- [TASK PROMPT]: Answer with nothing but a number: how many lines include the word "length"?

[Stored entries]
++++

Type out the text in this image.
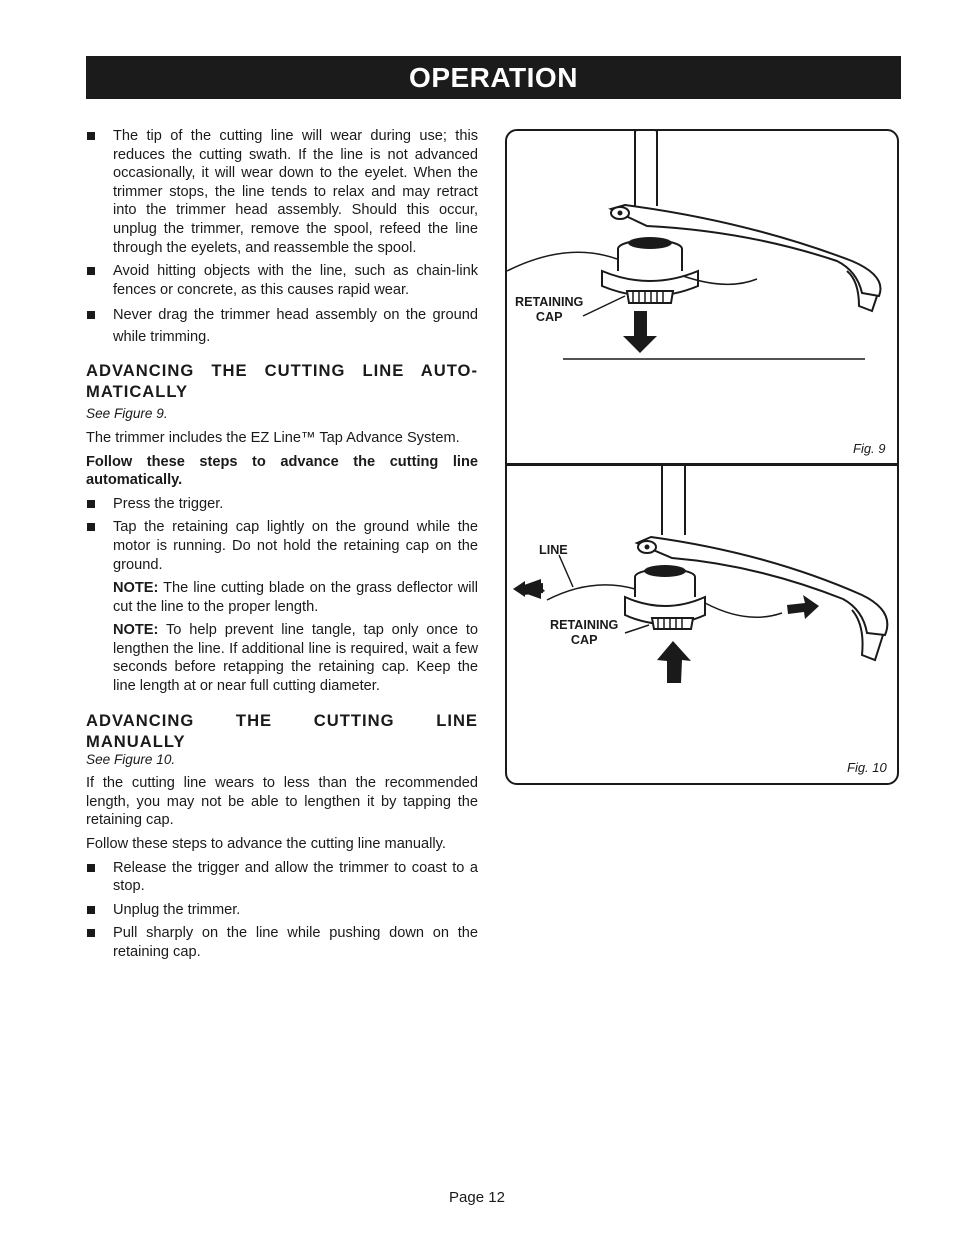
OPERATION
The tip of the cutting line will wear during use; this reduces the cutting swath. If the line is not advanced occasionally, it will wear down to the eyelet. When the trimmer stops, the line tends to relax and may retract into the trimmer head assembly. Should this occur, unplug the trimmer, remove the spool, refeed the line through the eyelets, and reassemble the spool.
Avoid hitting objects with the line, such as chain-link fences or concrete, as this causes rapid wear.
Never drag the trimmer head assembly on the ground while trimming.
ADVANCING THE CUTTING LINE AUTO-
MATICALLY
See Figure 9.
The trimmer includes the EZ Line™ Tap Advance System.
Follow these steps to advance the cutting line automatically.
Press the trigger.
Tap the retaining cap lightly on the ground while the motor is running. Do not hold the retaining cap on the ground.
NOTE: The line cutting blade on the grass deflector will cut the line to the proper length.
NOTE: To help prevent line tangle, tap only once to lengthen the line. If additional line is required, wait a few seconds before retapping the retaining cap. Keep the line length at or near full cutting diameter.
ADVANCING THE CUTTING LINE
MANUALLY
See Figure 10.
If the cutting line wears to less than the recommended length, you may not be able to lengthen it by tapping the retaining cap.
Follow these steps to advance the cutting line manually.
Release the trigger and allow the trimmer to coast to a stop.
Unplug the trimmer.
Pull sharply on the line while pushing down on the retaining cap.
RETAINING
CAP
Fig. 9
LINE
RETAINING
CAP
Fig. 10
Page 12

++++

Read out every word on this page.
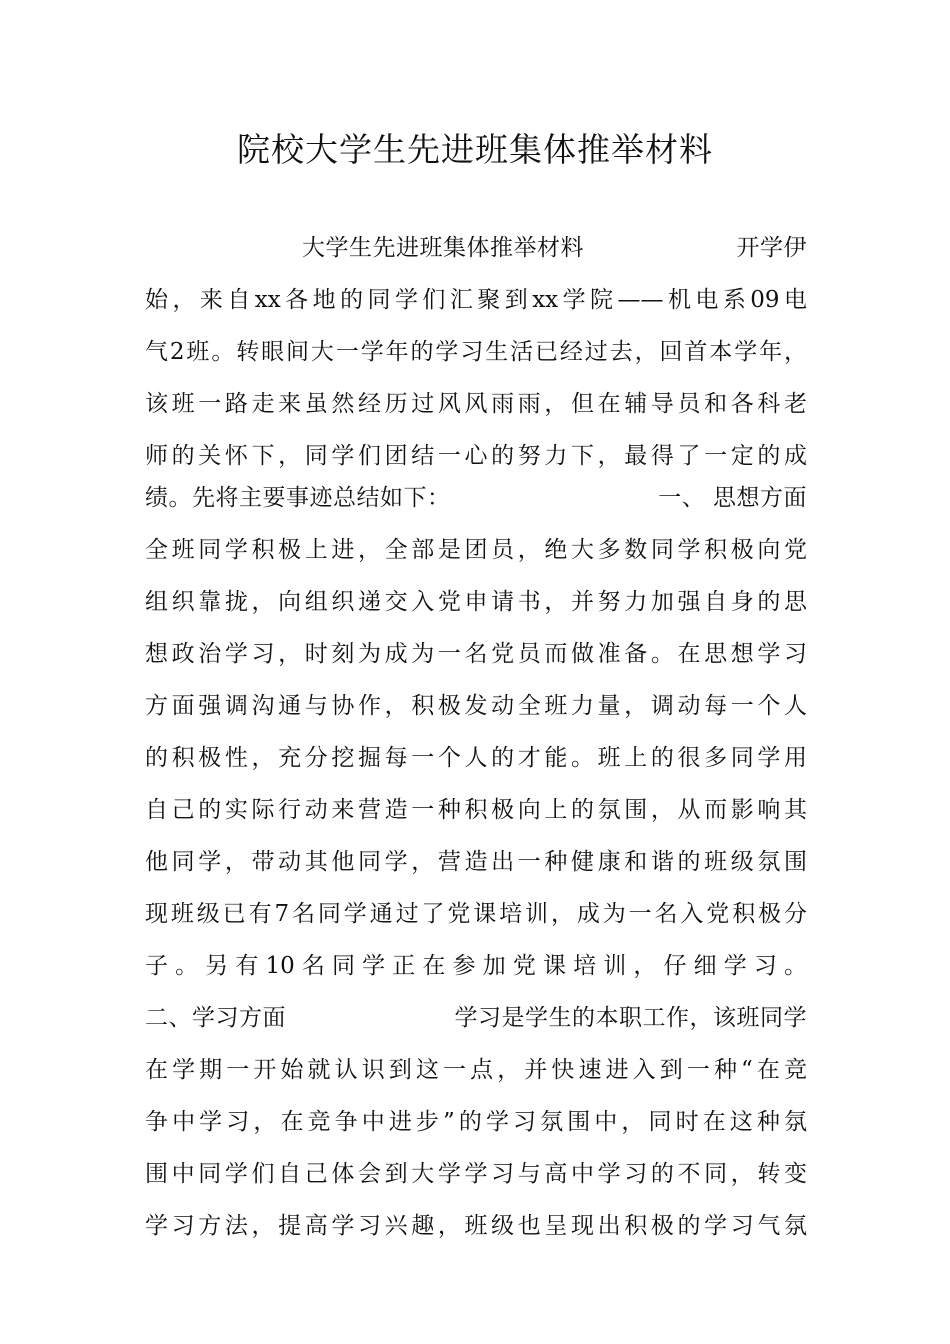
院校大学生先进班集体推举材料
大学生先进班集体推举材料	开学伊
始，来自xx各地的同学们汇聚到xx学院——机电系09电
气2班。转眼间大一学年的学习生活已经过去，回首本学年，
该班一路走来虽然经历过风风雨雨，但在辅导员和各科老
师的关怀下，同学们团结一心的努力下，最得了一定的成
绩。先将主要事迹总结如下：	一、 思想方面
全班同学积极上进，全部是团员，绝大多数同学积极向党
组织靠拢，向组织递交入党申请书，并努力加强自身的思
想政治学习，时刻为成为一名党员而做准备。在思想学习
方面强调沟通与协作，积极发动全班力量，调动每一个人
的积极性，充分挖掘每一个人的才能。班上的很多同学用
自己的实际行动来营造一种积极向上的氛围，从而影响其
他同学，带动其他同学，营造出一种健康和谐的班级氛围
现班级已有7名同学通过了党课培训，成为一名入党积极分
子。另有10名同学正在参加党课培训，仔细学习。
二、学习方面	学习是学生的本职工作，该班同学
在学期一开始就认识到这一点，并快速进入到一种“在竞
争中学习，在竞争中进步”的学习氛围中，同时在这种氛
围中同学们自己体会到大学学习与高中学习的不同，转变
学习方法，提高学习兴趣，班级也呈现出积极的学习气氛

++++

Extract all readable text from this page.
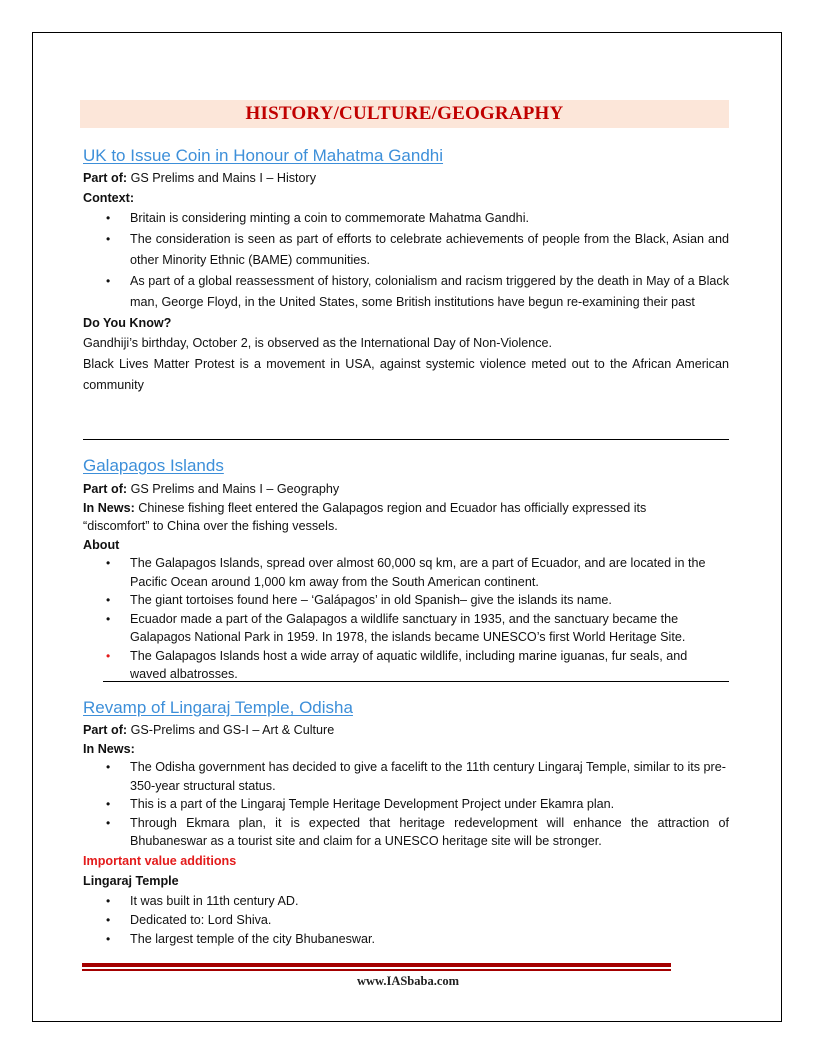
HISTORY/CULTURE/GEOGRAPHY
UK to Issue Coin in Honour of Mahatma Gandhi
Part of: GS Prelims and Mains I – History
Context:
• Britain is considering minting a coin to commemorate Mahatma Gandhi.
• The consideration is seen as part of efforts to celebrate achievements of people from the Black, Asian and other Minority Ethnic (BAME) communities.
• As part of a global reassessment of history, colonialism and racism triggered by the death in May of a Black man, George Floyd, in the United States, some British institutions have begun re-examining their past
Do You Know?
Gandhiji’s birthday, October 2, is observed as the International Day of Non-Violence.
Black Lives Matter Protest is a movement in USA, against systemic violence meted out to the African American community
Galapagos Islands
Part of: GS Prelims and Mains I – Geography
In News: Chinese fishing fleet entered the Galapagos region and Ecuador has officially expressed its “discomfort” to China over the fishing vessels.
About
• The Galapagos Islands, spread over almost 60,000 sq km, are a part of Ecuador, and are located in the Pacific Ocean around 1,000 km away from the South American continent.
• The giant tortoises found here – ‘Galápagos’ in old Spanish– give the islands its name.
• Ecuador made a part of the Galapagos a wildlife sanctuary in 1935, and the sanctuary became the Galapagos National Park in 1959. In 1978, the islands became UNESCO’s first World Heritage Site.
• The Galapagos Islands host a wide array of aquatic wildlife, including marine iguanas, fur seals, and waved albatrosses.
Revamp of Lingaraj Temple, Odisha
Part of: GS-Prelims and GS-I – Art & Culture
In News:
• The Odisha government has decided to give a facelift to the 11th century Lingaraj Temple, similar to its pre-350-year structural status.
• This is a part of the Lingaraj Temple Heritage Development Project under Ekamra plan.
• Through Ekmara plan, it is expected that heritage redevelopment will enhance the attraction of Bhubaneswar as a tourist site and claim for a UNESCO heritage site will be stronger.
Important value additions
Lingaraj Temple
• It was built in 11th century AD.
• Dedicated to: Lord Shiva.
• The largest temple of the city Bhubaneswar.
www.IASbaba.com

++++

- [COMPLETED EXERCISE]: 3